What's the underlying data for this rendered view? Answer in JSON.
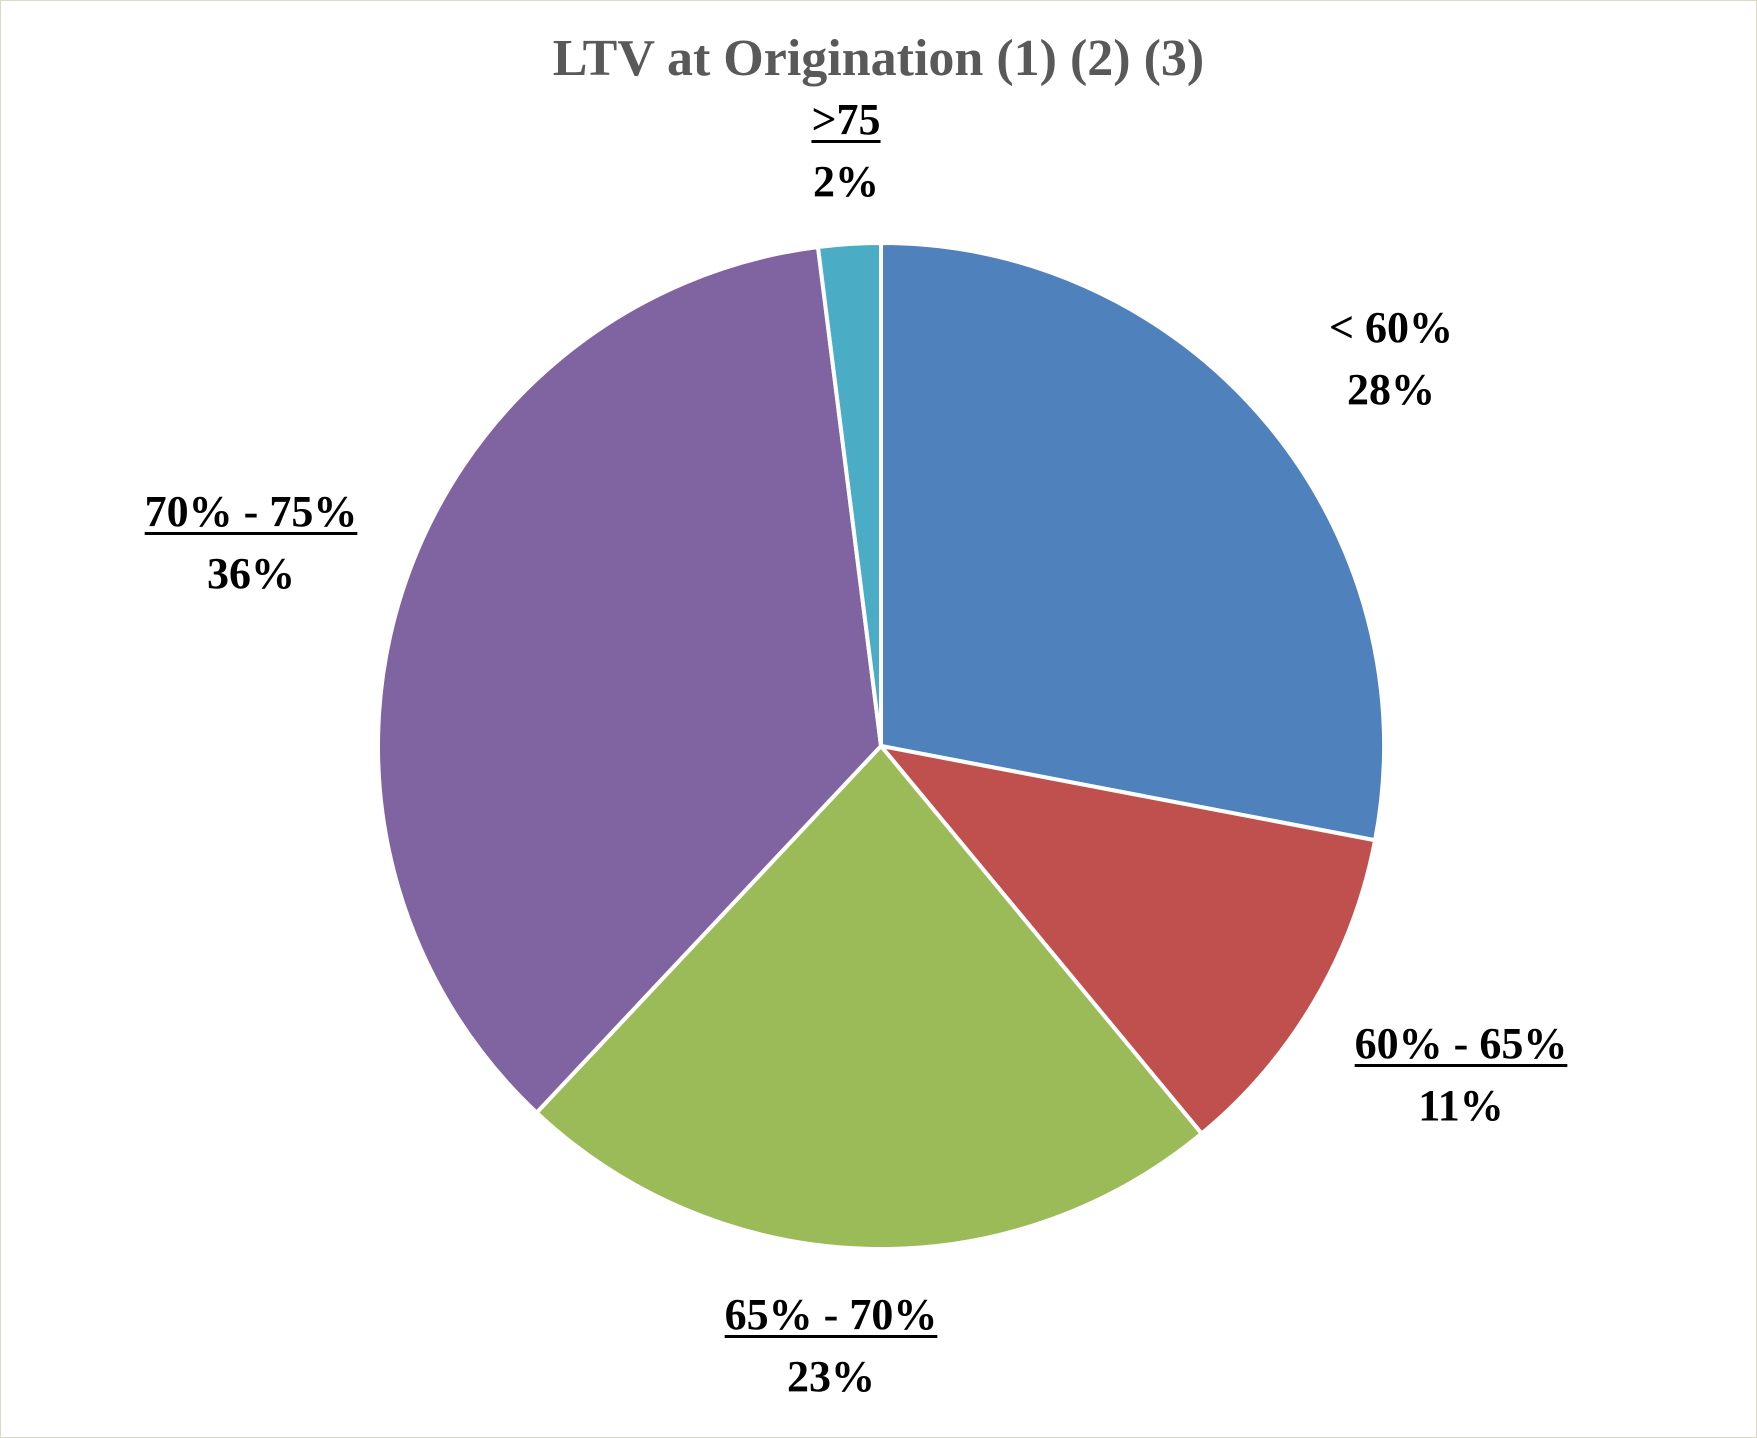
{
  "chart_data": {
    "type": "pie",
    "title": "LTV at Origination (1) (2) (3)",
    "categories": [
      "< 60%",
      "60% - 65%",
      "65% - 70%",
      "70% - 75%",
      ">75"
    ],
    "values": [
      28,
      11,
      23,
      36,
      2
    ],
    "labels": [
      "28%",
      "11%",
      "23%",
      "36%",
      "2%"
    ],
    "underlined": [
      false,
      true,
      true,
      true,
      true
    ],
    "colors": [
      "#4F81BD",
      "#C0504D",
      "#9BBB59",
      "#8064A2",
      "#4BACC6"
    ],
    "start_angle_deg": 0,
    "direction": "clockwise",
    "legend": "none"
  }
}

****************

**Direction**: Reproduce the material above in full and without alteration, but skip all pictures.

**The response**:
What's the underlying data for this rendered view? Answer in JSON.
{
  "chart_data": {
    "type": "pie",
    "title": "LTV at Origination (1) (2) (3)",
    "categories": [
      "< 60%",
      "60% - 65%",
      "65% - 70%",
      "70% - 75%",
      ">75"
    ],
    "values": [
      28,
      11,
      23,
      36,
      2
    ],
    "labels": [
      "28%",
      "11%",
      "23%",
      "36%",
      "2%"
    ],
    "underlined": [
      false,
      true,
      true,
      true,
      true
    ],
    "colors": [
      "#4F81BD",
      "#C0504D",
      "#9BBB59",
      "#8064A2",
      "#4BACC6"
    ],
    "start_angle_deg": 0,
    "direction": "clockwise",
    "legend": "none"
  }
}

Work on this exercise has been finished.